WHAT IS REQUIRED
Search the records that follow and extract every line containing the string "SRMTID".

GIVEN ENTRIES
━━━━━━━━━━━━━━━━━━━━━━━━━━━━━━

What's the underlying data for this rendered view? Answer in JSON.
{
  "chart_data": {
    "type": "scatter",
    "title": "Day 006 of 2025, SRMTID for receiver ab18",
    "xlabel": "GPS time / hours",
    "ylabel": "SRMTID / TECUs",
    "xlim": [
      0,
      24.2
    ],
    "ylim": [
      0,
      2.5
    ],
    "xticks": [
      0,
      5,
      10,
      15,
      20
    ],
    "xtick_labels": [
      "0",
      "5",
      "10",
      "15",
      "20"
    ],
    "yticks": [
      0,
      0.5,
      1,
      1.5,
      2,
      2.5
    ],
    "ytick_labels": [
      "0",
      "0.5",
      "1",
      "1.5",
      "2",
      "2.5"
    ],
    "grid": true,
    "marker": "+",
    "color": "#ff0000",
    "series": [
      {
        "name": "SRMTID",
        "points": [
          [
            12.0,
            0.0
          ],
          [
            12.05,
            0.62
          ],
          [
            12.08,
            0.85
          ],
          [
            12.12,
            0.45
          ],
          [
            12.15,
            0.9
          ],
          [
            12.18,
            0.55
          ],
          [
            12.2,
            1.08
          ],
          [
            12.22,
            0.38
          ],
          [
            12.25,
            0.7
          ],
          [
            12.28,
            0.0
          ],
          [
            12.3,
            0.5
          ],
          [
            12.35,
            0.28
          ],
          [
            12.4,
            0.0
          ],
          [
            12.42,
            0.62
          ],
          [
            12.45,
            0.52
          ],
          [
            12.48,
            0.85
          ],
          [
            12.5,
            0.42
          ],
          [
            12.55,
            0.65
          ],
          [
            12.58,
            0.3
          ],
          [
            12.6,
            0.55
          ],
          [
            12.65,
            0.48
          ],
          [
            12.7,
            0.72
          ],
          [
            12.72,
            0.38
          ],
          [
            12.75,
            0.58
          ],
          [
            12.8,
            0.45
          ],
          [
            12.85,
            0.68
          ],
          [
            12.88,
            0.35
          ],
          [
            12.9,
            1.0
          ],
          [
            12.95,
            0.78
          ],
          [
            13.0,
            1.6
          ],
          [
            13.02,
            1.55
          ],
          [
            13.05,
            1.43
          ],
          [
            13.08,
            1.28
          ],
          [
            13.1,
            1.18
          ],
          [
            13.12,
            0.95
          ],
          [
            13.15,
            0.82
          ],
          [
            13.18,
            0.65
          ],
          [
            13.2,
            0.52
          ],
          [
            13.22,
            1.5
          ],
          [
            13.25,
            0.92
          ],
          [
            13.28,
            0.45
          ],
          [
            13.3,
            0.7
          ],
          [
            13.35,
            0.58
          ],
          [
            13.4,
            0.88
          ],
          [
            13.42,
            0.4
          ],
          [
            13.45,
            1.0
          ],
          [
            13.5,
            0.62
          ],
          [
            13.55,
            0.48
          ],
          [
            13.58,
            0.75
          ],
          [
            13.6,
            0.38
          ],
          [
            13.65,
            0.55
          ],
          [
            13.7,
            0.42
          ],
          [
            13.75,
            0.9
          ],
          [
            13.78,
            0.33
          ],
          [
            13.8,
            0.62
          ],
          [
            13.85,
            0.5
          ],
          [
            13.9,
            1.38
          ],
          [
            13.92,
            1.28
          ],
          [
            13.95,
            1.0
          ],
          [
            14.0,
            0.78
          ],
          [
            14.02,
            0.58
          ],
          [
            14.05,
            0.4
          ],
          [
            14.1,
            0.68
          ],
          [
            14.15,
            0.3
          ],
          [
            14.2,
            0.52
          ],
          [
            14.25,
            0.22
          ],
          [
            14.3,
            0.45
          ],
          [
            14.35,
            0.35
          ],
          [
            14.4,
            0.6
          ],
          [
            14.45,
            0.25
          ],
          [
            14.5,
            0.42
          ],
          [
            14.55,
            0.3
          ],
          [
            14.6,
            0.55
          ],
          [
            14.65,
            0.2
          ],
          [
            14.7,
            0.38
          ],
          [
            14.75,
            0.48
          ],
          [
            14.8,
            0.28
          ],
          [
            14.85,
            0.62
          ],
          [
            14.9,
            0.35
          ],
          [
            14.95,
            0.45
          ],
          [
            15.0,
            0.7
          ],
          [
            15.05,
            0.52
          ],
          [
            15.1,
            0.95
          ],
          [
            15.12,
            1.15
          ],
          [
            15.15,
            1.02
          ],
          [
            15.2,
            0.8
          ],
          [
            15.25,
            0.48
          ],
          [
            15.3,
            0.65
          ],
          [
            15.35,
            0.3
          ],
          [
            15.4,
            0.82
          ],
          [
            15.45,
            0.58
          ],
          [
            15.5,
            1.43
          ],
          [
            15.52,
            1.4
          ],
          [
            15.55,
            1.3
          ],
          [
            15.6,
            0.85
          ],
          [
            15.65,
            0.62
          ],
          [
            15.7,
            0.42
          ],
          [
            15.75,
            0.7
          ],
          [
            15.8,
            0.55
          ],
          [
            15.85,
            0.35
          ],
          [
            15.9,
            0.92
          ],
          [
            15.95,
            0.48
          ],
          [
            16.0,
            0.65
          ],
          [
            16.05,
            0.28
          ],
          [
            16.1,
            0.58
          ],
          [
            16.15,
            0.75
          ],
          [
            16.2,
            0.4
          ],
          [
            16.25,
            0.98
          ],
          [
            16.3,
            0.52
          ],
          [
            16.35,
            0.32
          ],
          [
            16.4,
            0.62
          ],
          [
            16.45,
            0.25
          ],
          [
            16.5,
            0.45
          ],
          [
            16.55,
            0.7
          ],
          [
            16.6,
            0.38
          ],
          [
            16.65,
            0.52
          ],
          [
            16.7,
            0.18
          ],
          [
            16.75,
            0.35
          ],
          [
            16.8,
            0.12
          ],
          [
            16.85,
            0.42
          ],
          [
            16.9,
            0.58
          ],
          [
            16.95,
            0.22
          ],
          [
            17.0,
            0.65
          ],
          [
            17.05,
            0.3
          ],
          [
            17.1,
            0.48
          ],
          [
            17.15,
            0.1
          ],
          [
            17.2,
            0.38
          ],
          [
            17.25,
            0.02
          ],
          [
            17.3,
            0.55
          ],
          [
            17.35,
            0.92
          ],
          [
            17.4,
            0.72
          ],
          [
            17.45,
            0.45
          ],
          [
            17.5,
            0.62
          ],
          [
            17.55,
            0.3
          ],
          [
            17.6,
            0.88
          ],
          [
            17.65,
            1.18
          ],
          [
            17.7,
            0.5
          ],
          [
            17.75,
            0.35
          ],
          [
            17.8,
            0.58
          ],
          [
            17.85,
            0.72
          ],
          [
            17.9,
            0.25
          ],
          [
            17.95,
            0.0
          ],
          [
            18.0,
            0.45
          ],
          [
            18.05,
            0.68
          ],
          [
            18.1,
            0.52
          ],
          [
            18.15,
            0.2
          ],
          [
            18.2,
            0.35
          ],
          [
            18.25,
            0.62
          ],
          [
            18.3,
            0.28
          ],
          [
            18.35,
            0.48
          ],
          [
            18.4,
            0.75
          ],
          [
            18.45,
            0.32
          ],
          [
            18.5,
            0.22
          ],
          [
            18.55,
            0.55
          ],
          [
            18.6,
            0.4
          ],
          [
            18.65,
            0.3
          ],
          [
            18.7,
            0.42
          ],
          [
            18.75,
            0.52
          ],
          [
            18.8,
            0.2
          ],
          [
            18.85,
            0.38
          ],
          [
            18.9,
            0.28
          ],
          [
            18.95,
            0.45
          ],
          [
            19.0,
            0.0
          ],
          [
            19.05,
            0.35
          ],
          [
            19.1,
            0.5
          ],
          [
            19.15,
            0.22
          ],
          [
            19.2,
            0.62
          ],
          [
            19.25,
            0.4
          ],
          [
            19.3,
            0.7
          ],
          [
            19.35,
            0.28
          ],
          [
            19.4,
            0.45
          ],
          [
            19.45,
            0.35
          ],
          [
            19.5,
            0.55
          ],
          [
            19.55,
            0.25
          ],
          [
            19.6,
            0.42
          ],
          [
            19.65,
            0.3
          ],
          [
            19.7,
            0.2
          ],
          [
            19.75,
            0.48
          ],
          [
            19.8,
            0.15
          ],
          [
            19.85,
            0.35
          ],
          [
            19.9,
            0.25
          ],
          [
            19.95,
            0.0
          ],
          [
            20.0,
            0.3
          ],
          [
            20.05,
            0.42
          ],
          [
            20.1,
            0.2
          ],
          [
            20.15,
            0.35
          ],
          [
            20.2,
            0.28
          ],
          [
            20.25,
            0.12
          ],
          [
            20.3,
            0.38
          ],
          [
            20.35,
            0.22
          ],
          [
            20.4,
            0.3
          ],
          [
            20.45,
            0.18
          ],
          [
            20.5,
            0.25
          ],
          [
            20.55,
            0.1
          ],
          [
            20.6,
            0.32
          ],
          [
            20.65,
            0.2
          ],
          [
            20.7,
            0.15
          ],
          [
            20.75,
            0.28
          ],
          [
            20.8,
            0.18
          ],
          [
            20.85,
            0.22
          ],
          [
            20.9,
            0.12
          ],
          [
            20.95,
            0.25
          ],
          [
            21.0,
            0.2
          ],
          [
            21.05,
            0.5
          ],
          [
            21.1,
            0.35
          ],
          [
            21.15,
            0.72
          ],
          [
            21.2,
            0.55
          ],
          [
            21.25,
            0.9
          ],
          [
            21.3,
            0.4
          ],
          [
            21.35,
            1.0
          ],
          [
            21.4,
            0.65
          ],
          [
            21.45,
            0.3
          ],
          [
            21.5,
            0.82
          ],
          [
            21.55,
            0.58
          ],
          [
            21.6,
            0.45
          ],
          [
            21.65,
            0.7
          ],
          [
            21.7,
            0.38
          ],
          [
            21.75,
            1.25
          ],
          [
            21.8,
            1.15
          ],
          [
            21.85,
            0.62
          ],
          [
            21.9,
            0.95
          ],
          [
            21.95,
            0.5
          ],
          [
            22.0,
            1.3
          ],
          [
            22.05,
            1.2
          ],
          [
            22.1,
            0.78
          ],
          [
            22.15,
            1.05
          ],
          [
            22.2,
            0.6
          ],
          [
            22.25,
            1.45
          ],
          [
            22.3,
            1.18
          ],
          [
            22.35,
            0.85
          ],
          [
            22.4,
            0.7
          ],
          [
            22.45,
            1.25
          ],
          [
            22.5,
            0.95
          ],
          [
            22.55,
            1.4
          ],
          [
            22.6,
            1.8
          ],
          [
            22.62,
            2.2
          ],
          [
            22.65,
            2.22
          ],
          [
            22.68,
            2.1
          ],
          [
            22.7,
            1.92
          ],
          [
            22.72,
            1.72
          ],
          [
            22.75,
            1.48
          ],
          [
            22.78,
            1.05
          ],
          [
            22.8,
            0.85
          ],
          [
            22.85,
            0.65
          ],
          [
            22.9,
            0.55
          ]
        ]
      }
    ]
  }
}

━━━━━━━━━━━━━━━━━━━━━━━━━━━━━━

ANSWER BELOW
    "title": "Day 006 of 2025, SRMTID for receiver ab18",
    "ylabel": "SRMTID / TECUs",
        "name": "SRMTID",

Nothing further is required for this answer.